■ **Entries**:
________

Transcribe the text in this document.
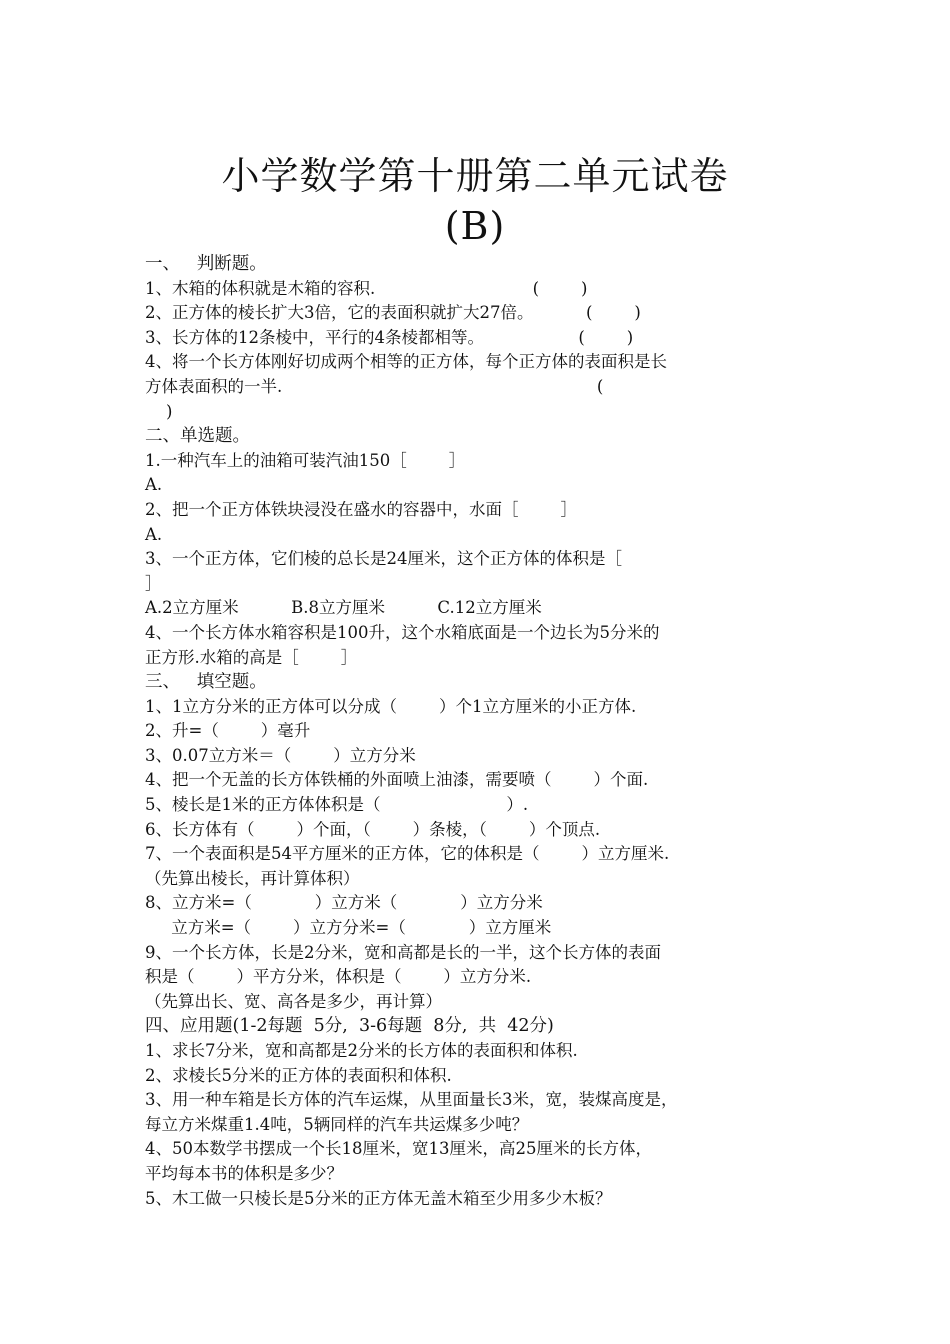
小学数学第十册第二单元试卷
(B)
一、   判断题。
1、木箱的体积就是木箱的容积.                              (        )
2、正方体的棱长扩大3倍，它的表面积就扩大27倍。          (        )
3、长方体的12条棱中，平行的4条棱都相等。                  (        )
4、将一个长方体刚好切成两个相等的正方体，每个正方体的表面积是长
方体表面积的一半.                                                            (
)
二、单选题。
1.一种汽车上的油箱可装汽油150［        ］
A.
2、把一个正方体铁块浸没在盛水的容器中，水面［        ］
A.
3、一个正方体，它们棱的总长是24厘米，这个正方体的体积是［
］
A.2立方厘米          B.8立方厘米          C.12立方厘米
4、一个长方体水箱容积是100升，这个水箱底面是一个边长为5分米的
正方形.水箱的高是［        ］
三、   填空题。
1、1立方分米的正方体可以分成（        ）个1立方厘米的小正方体.
2、升=（        ）毫升
3、0.07立方米＝（        ）立方分米
4、把一个无盖的长方体铁桶的外面喷上油漆，需要喷（        ）个面.
5、棱长是1米的正方体体积是（                        ）.
6、长方体有（        ）个面，（        ）条棱，（        ）个顶点.
7、一个表面积是54平方厘米的正方体，它的体积是（        ）立方厘米.
（先算出棱长，再计算体积）
8、立方米=（            ）立方米（            ）立方分米
立方米=（        ）立方分米=（            ）立方厘米
9、一个长方体，长是2分米，宽和高都是长的一半，这个长方体的表面
积是（        ）平方分米，体积是（        ）立方分米.
（先算出长、宽、高各是多少，再计算）
四、应用题(1-2每题  5分,  3-6每题  8分,  共  42分)
1、求长7分米，宽和高都是2分米的长方体的表面积和体积.
2、求棱长5分米的正方体的表面积和体积.
3、用一种车箱是长方体的汽车运煤，从里面量长3米，宽，装煤高度是，
每立方米煤重1.4吨，5辆同样的汽车共运煤多少吨？
4、50本数学书摆成一个长18厘米，宽13厘米，高25厘米的长方体，
平均每本书的体积是多少？
5、木工做一只棱长是5分米的正方体无盖木箱至少用多少木板？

________

■ **What you will do**:
Return all of the entries exactly as written, but drop any pictures they hold.

■ **Solution**:
Transcribe the text in this document.
小学数学第十册第二单元试卷
(B)
一、   判断题。
1、木箱的体积就是木箱的容积.                              (        )
2、正方体的棱长扩大3倍，它的表面积就扩大27倍。          (        )
3、长方体的12条棱中，平行的4条棱都相等。                  (        )
4、将一个长方体刚好切成两个相等的正方体，每个正方体的表面积是长
方体表面积的一半.                                                            (
)
二、单选题。
1.一种汽车上的油箱可装汽油150［        ］
A.
2、把一个正方体铁块浸没在盛水的容器中，水面［        ］
A.
3、一个正方体，它们棱的总长是24厘米，这个正方体的体积是［
］
A.2立方厘米          B.8立方厘米          C.12立方厘米
4、一个长方体水箱容积是100升，这个水箱底面是一个边长为5分米的
正方形.水箱的高是［        ］
三、   填空题。
1、1立方分米的正方体可以分成（        ）个1立方厘米的小正方体.
2、升=（        ）毫升
3、0.07立方米＝（        ）立方分米
4、把一个无盖的长方体铁桶的外面喷上油漆，需要喷（        ）个面.
5、棱长是1米的正方体体积是（                        ）.
6、长方体有（        ）个面，（        ）条棱，（        ）个顶点.
7、一个表面积是54平方厘米的正方体，它的体积是（        ）立方厘米.
（先算出棱长，再计算体积）
8、立方米=（            ）立方米（            ）立方分米
立方米=（        ）立方分米=（            ）立方厘米
9、一个长方体，长是2分米，宽和高都是长的一半，这个长方体的表面
积是（        ）平方分米，体积是（        ）立方分米.
（先算出长、宽、高各是多少，再计算）
四、应用题(1-2每题  5分,  3-6每题  8分,  共  42分)
1、求长7分米，宽和高都是2分米的长方体的表面积和体积.
2、求棱长5分米的正方体的表面积和体积.
3、用一种车箱是长方体的汽车运煤，从里面量长3米，宽，装煤高度是，
每立方米煤重1.4吨，5辆同样的汽车共运煤多少吨？
4、50本数学书摆成一个长18厘米，宽13厘米，高25厘米的长方体，
平均每本书的体积是多少？
5、木工做一只棱长是5分米的正方体无盖木箱至少用多少木板？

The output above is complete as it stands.